> TASK DIRECTIONS
Find the word "JSON" in the records below. List each line containing it.

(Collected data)
# # # #

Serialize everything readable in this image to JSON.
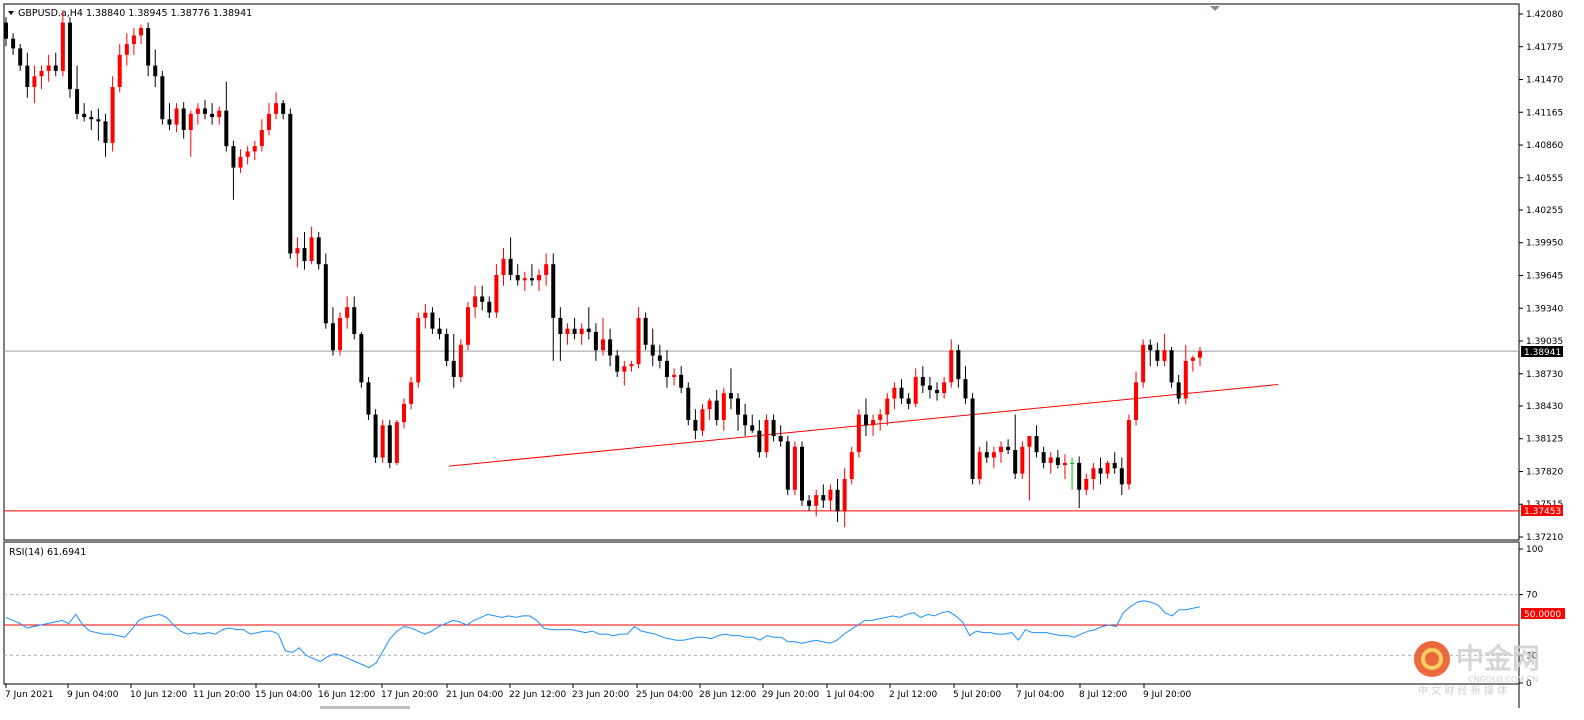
{
  "main_chart": {
    "symbol_header": "GBPUSD.a,H4  1.38840 1.38945 1.38776 1.38941",
    "type": "candlestick",
    "current_price_label": "1.38941",
    "support_label": "1.37453",
    "y_ticks": [
      "1.42080",
      "1.41775",
      "1.41470",
      "1.41165",
      "1.40860",
      "1.40555",
      "1.40255",
      "1.39950",
      "1.39645",
      "1.39340",
      "1.39035",
      "1.38730",
      "1.38430",
      "1.38125",
      "1.37820",
      "1.37515",
      "1.37210"
    ],
    "colors": {
      "bull": "#ff0000",
      "bear": "#000000",
      "doji": "#00c000",
      "trendline": "#ff0000",
      "support": "#ff0000",
      "current": "#a0a0a0"
    }
  },
  "rsi_panel": {
    "header": "RSI(14) 61.6941",
    "level_label": "50.0000",
    "y_ticks": [
      "100",
      "70",
      "30",
      "0"
    ],
    "line_color": "#1e90ff"
  },
  "x_axis": {
    "labels": [
      "7 Jun 2021",
      "9 Jun 04:00",
      "10 Jun 12:00",
      "11 Jun 20:00",
      "15 Jun 04:00",
      "16 Jun 12:00",
      "17 Jun 20:00",
      "21 Jun 04:00",
      "22 Jun 12:00",
      "23 Jun 20:00",
      "25 Jun 04:00",
      "28 Jun 12:00",
      "29 Jun 20:00",
      "1 Jul 04:00",
      "2 Jul 12:00",
      "5 Jul 20:00",
      "7 Jul 04:00",
      "8 Jul 12:00",
      "9 Jul 20:00"
    ]
  },
  "watermark": {
    "logo_text": "中金网",
    "domain": "CNGOLD.COM.CN",
    "tagline": "中 文 财 经 新 媒 体"
  },
  "chart_data": [
    {
      "type": "candlestick",
      "title": "GBPUSD.a,H4",
      "ylim": [
        1.3706,
        1.4216
      ],
      "current_price": 1.38941,
      "horizontal_lines": [
        1.38941,
        1.37453
      ],
      "trendline": {
        "from": [
          "21 Jun 04:00",
          1.3787
        ],
        "to": [
          "projected",
          1.3863
        ]
      },
      "candles_ohlc": [
        [
          1.42,
          1.4205,
          1.4178,
          1.4185
        ],
        [
          1.4185,
          1.419,
          1.417,
          1.4176
        ],
        [
          1.4176,
          1.418,
          1.4155,
          1.416
        ],
        [
          1.416,
          1.4172,
          1.413,
          1.414
        ],
        [
          1.414,
          1.416,
          1.4125,
          1.415
        ],
        [
          1.415,
          1.416,
          1.4138,
          1.4155
        ],
        [
          1.4155,
          1.417,
          1.4145,
          1.416
        ],
        [
          1.416,
          1.4172,
          1.415,
          1.4155
        ],
        [
          1.4155,
          1.421,
          1.415,
          1.42
        ],
        [
          1.42,
          1.4205,
          1.413,
          1.4138
        ],
        [
          1.4138,
          1.416,
          1.411,
          1.4115
        ],
        [
          1.4115,
          1.4125,
          1.4108,
          1.4112
        ],
        [
          1.4112,
          1.4118,
          1.41,
          1.411
        ],
        [
          1.411,
          1.412,
          1.409,
          1.4108
        ],
        [
          1.4108,
          1.4115,
          1.4075,
          1.4088
        ],
        [
          1.4088,
          1.415,
          1.408,
          1.414
        ],
        [
          1.414,
          1.418,
          1.4135,
          1.417
        ],
        [
          1.417,
          1.419,
          1.416,
          1.418
        ],
        [
          1.418,
          1.4195,
          1.417,
          1.4188
        ],
        [
          1.4188,
          1.4198,
          1.418,
          1.4195
        ],
        [
          1.4195,
          1.42,
          1.415,
          1.416
        ],
        [
          1.416,
          1.4175,
          1.414,
          1.415
        ],
        [
          1.415,
          1.4155,
          1.4105,
          1.411
        ],
        [
          1.411,
          1.4125,
          1.41,
          1.4105
        ],
        [
          1.4105,
          1.4125,
          1.4098,
          1.412
        ],
        [
          1.412,
          1.4126,
          1.4092,
          1.41
        ],
        [
          1.41,
          1.4118,
          1.4075,
          1.4115
        ],
        [
          1.4115,
          1.4125,
          1.4105,
          1.412
        ],
        [
          1.412,
          1.4128,
          1.411,
          1.4115
        ],
        [
          1.4115,
          1.4125,
          1.4105,
          1.4112
        ],
        [
          1.4112,
          1.4122,
          1.4105,
          1.4118
        ],
        [
          1.4118,
          1.4145,
          1.408,
          1.4085
        ],
        [
          1.4085,
          1.409,
          1.4035,
          1.4065
        ],
        [
          1.4065,
          1.4082,
          1.406,
          1.4075
        ],
        [
          1.4075,
          1.4085,
          1.4068,
          1.408
        ],
        [
          1.408,
          1.409,
          1.4072,
          1.4085
        ],
        [
          1.4085,
          1.411,
          1.408,
          1.41
        ],
        [
          1.41,
          1.4125,
          1.4095,
          1.4115
        ],
        [
          1.4115,
          1.4135,
          1.411,
          1.4125
        ],
        [
          1.4125,
          1.4128,
          1.411,
          1.4115
        ],
        [
          1.4115,
          1.412,
          1.398,
          1.3985
        ],
        [
          1.3985,
          1.4,
          1.3972,
          1.399
        ],
        [
          1.399,
          1.4005,
          1.397,
          1.3978
        ],
        [
          1.3978,
          1.401,
          1.3975,
          1.4
        ],
        [
          1.4,
          1.4005,
          1.397,
          1.3975
        ],
        [
          1.3975,
          1.3985,
          1.3915,
          1.392
        ],
        [
          1.392,
          1.3935,
          1.389,
          1.3895
        ],
        [
          1.3895,
          1.393,
          1.389,
          1.3925
        ],
        [
          1.3925,
          1.3945,
          1.3915,
          1.3935
        ],
        [
          1.3935,
          1.3945,
          1.3905,
          1.391
        ],
        [
          1.391,
          1.3912,
          1.386,
          1.3865
        ],
        [
          1.3865,
          1.387,
          1.383,
          1.3835
        ],
        [
          1.3835,
          1.384,
          1.379,
          1.3795
        ],
        [
          1.3795,
          1.383,
          1.379,
          1.3825
        ],
        [
          1.3825,
          1.383,
          1.3785,
          1.379
        ],
        [
          1.379,
          1.383,
          1.3788,
          1.3828
        ],
        [
          1.3828,
          1.385,
          1.3822,
          1.3845
        ],
        [
          1.3845,
          1.387,
          1.384,
          1.3865
        ],
        [
          1.3865,
          1.393,
          1.386,
          1.3925
        ],
        [
          1.3925,
          1.3938,
          1.3915,
          1.393
        ],
        [
          1.393,
          1.3935,
          1.391,
          1.3915
        ],
        [
          1.3915,
          1.3925,
          1.3905,
          1.391
        ],
        [
          1.391,
          1.3915,
          1.388,
          1.3885
        ],
        [
          1.3885,
          1.391,
          1.386,
          1.387
        ],
        [
          1.387,
          1.3905,
          1.3865,
          1.39
        ],
        [
          1.39,
          1.394,
          1.3895,
          1.3935
        ],
        [
          1.3935,
          1.3955,
          1.3925,
          1.3945
        ],
        [
          1.3945,
          1.3955,
          1.3932,
          1.394
        ],
        [
          1.394,
          1.3945,
          1.3925,
          1.393
        ],
        [
          1.393,
          1.3975,
          1.3925,
          1.3965
        ],
        [
          1.3965,
          1.399,
          1.3955,
          1.398
        ],
        [
          1.398,
          1.4,
          1.396,
          1.3965
        ],
        [
          1.3965,
          1.3975,
          1.3955,
          1.396
        ],
        [
          1.396,
          1.3968,
          1.395,
          1.3962
        ],
        [
          1.3962,
          1.3975,
          1.3955,
          1.396
        ],
        [
          1.396,
          1.397,
          1.395,
          1.3965
        ],
        [
          1.3965,
          1.3985,
          1.3955,
          1.3975
        ],
        [
          1.3975,
          1.3985,
          1.3885,
          1.3925
        ],
        [
          1.3925,
          1.3935,
          1.3885,
          1.391
        ],
        [
          1.391,
          1.392,
          1.39,
          1.3915
        ],
        [
          1.3915,
          1.3925,
          1.3905,
          1.391
        ],
        [
          1.391,
          1.392,
          1.39,
          1.3915
        ],
        [
          1.3915,
          1.3935,
          1.3905,
          1.3912
        ],
        [
          1.3912,
          1.392,
          1.3885,
          1.3895
        ],
        [
          1.3895,
          1.3925,
          1.389,
          1.3905
        ],
        [
          1.3905,
          1.3915,
          1.388,
          1.389
        ],
        [
          1.389,
          1.3895,
          1.387,
          1.3875
        ],
        [
          1.3875,
          1.3885,
          1.3862,
          1.388
        ],
        [
          1.388,
          1.3885,
          1.3875,
          1.3882
        ],
        [
          1.3882,
          1.3935,
          1.3878,
          1.3925
        ],
        [
          1.3925,
          1.393,
          1.3895,
          1.39
        ],
        [
          1.39,
          1.3915,
          1.388,
          1.389
        ],
        [
          1.389,
          1.39,
          1.3878,
          1.3885
        ],
        [
          1.3885,
          1.3895,
          1.386,
          1.387
        ],
        [
          1.387,
          1.3878,
          1.3862,
          1.3872
        ],
        [
          1.3872,
          1.388,
          1.3855,
          1.386
        ],
        [
          1.386,
          1.3865,
          1.3825,
          1.383
        ],
        [
          1.383,
          1.384,
          1.3812,
          1.382
        ],
        [
          1.382,
          1.3845,
          1.3815,
          1.384
        ],
        [
          1.384,
          1.385,
          1.383,
          1.3848
        ],
        [
          1.3848,
          1.3858,
          1.3825,
          1.383
        ],
        [
          1.383,
          1.386,
          1.382,
          1.3855
        ],
        [
          1.3855,
          1.3878,
          1.384,
          1.385
        ],
        [
          1.385,
          1.3855,
          1.382,
          1.3835
        ],
        [
          1.3835,
          1.3845,
          1.3815,
          1.3825
        ],
        [
          1.3825,
          1.3835,
          1.3818,
          1.382
        ],
        [
          1.382,
          1.383,
          1.3795,
          1.38
        ],
        [
          1.38,
          1.3835,
          1.3795,
          1.383
        ],
        [
          1.383,
          1.3835,
          1.381,
          1.3815
        ],
        [
          1.3815,
          1.3825,
          1.3805,
          1.381
        ],
        [
          1.381,
          1.3815,
          1.376,
          1.3765
        ],
        [
          1.3765,
          1.381,
          1.376,
          1.3805
        ],
        [
          1.3805,
          1.381,
          1.375,
          1.3755
        ],
        [
          1.3755,
          1.376,
          1.3745,
          1.375
        ],
        [
          1.375,
          1.3765,
          1.374,
          1.376
        ],
        [
          1.376,
          1.377,
          1.3748,
          1.3755
        ],
        [
          1.3755,
          1.377,
          1.3745,
          1.3765
        ],
        [
          1.3765,
          1.3775,
          1.3735,
          1.3745
        ],
        [
          1.3745,
          1.3785,
          1.373,
          1.3775
        ],
        [
          1.3775,
          1.3805,
          1.377,
          1.38
        ],
        [
          1.38,
          1.384,
          1.3795,
          1.3835
        ],
        [
          1.3835,
          1.385,
          1.3815,
          1.3825
        ],
        [
          1.3825,
          1.3835,
          1.3815,
          1.383
        ],
        [
          1.383,
          1.384,
          1.382,
          1.3835
        ],
        [
          1.3835,
          1.3855,
          1.3825,
          1.385
        ],
        [
          1.385,
          1.3865,
          1.384,
          1.386
        ],
        [
          1.386,
          1.3868,
          1.3845,
          1.385
        ],
        [
          1.385,
          1.3855,
          1.384,
          1.3845
        ],
        [
          1.3845,
          1.3878,
          1.3842,
          1.387
        ],
        [
          1.387,
          1.388,
          1.3855,
          1.3862
        ],
        [
          1.3862,
          1.387,
          1.385,
          1.3858
        ],
        [
          1.3858,
          1.3865,
          1.3848,
          1.3855
        ],
        [
          1.3855,
          1.387,
          1.385,
          1.3865
        ],
        [
          1.3865,
          1.3905,
          1.386,
          1.3895
        ],
        [
          1.3895,
          1.39,
          1.386,
          1.3868
        ],
        [
          1.3868,
          1.388,
          1.3845,
          1.385
        ],
        [
          1.385,
          1.3855,
          1.377,
          1.3775
        ],
        [
          1.3775,
          1.3805,
          1.377,
          1.38
        ],
        [
          1.38,
          1.381,
          1.379,
          1.3795
        ],
        [
          1.3795,
          1.3805,
          1.3785,
          1.38
        ],
        [
          1.38,
          1.381,
          1.379,
          1.3805
        ],
        [
          1.3805,
          1.3812,
          1.3798,
          1.3802
        ],
        [
          1.3802,
          1.3835,
          1.3775,
          1.378
        ],
        [
          1.378,
          1.381,
          1.3775,
          1.3805
        ],
        [
          1.3805,
          1.3812,
          1.3755,
          1.3815
        ],
        [
          1.3815,
          1.3825,
          1.3795,
          1.38
        ],
        [
          1.38,
          1.3805,
          1.3785,
          1.379
        ],
        [
          1.379,
          1.38,
          1.378,
          1.3795
        ],
        [
          1.3795,
          1.3802,
          1.3785,
          1.3788
        ],
        [
          1.3788,
          1.3798,
          1.3775,
          1.379
        ],
        [
          1.379,
          1.3795,
          1.3765,
          1.379
        ],
        [
          1.379,
          1.3796,
          1.3748,
          1.3765
        ],
        [
          1.3765,
          1.378,
          1.376,
          1.3775
        ],
        [
          1.3775,
          1.379,
          1.3765,
          1.3785
        ],
        [
          1.3785,
          1.3795,
          1.377,
          1.378
        ],
        [
          1.378,
          1.3792,
          1.3775,
          1.379
        ],
        [
          1.379,
          1.38,
          1.378,
          1.3785
        ],
        [
          1.3785,
          1.3795,
          1.376,
          1.377
        ],
        [
          1.377,
          1.3835,
          1.3765,
          1.383
        ],
        [
          1.383,
          1.3875,
          1.3825,
          1.3865
        ],
        [
          1.3865,
          1.3905,
          1.386,
          1.39
        ],
        [
          1.39,
          1.3905,
          1.388,
          1.3895
        ],
        [
          1.3895,
          1.3902,
          1.388,
          1.3885
        ],
        [
          1.3885,
          1.391,
          1.388,
          1.3895
        ],
        [
          1.3895,
          1.3898,
          1.386,
          1.3865
        ],
        [
          1.3865,
          1.3872,
          1.3845,
          1.385
        ],
        [
          1.385,
          1.39,
          1.3845,
          1.3885
        ],
        [
          1.3885,
          1.389,
          1.3875,
          1.3888
        ],
        [
          1.3888,
          1.3898,
          1.388,
          1.38941
        ]
      ]
    },
    {
      "type": "line",
      "title": "RSI(14) 61.6941",
      "ylim": [
        0,
        100
      ],
      "levels": [
        70,
        50,
        30
      ],
      "last_value": 61.6941,
      "values": [
        55,
        53,
        51,
        48,
        49,
        50,
        51,
        52,
        53,
        51,
        57,
        50,
        46,
        45,
        44,
        44,
        43,
        42,
        47,
        53,
        55,
        56,
        57,
        55,
        50,
        46,
        44,
        45,
        44,
        45,
        44,
        47,
        48,
        47,
        47,
        44,
        45,
        46,
        46,
        44,
        33,
        32,
        35,
        30,
        28,
        26,
        29,
        31,
        30,
        28,
        26,
        24,
        22,
        25,
        33,
        41,
        46,
        49,
        48,
        46,
        44,
        46,
        49,
        51,
        53,
        52,
        50,
        53,
        55,
        57,
        56,
        55,
        56,
        55,
        56,
        56,
        53,
        48,
        47,
        47,
        47,
        47,
        46,
        45,
        46,
        44,
        44,
        43,
        44,
        44,
        49,
        46,
        45,
        44,
        42,
        41,
        40,
        40,
        41,
        42,
        42,
        41,
        43,
        44,
        43,
        43,
        42,
        42,
        40,
        43,
        42,
        42,
        39,
        39,
        38,
        39,
        40,
        39,
        38,
        40,
        44,
        47,
        50,
        53,
        53,
        54,
        55,
        56,
        55,
        57,
        58,
        55,
        57,
        56,
        58,
        59,
        56,
        52,
        43,
        46,
        45,
        45,
        44,
        44,
        45,
        40,
        47,
        45,
        45,
        45,
        44,
        43,
        43,
        42,
        44,
        46,
        47,
        49,
        50,
        49,
        58,
        62,
        65,
        66,
        65,
        63,
        58,
        56,
        60,
        60,
        61,
        62
      ]
    }
  ]
}
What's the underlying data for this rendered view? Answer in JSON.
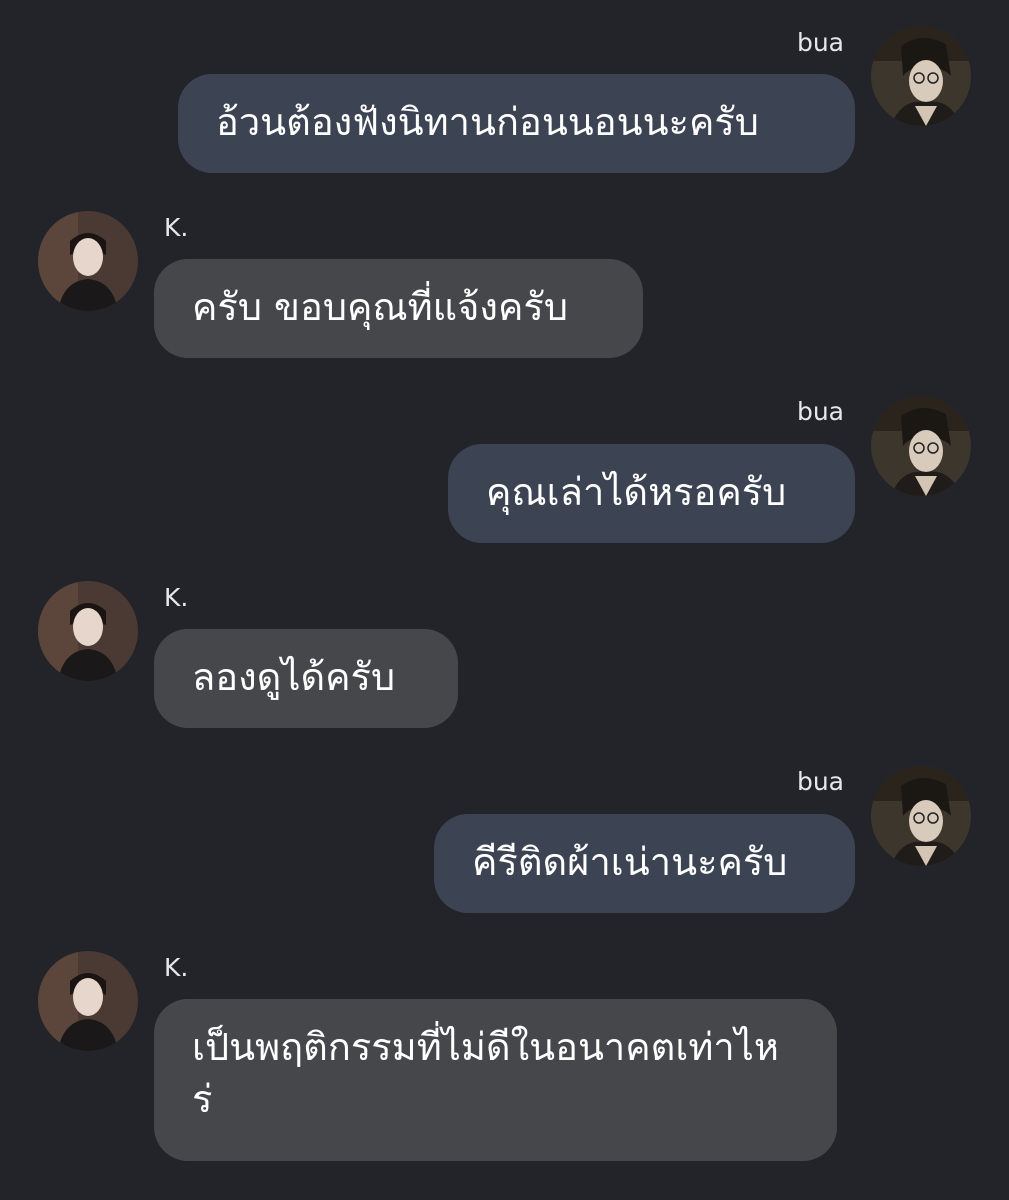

# # # #

> FULL SOLUTION
Serialize everything readable in this image to JSON.
What's the underlying data for this rendered view? Answer in JSON.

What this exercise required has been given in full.